THE TASK:
Count the lines below that contain "望厦条约". Give only the number.

Extracted records:
----------

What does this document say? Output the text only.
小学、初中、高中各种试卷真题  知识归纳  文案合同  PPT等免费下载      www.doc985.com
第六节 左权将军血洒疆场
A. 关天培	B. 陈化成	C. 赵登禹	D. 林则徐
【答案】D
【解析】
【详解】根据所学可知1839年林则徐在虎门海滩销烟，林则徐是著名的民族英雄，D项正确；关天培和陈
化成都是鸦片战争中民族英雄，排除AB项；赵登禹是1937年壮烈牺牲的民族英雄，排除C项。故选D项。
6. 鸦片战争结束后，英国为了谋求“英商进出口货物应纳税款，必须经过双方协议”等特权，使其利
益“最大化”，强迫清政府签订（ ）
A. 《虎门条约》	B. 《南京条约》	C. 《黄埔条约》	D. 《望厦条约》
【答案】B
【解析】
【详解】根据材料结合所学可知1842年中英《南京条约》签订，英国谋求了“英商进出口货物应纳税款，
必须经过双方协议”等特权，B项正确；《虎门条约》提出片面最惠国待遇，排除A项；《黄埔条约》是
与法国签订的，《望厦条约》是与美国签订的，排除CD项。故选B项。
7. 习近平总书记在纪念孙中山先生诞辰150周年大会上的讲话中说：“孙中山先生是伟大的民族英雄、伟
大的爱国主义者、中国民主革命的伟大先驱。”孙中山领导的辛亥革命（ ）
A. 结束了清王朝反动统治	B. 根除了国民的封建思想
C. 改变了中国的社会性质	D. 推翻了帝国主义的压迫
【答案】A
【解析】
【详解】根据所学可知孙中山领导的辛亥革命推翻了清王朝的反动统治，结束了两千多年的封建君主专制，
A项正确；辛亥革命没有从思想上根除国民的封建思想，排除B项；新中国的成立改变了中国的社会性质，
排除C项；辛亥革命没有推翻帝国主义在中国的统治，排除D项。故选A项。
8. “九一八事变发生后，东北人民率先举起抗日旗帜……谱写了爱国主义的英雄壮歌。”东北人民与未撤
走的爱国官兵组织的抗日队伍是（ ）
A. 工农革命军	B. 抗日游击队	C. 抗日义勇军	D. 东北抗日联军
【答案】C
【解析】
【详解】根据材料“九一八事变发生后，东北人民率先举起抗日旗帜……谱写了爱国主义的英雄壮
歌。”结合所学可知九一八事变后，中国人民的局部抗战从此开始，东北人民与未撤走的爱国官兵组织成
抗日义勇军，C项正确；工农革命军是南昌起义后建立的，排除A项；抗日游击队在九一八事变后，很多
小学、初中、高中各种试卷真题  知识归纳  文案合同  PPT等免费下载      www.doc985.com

----------

THE OUTPUT:
2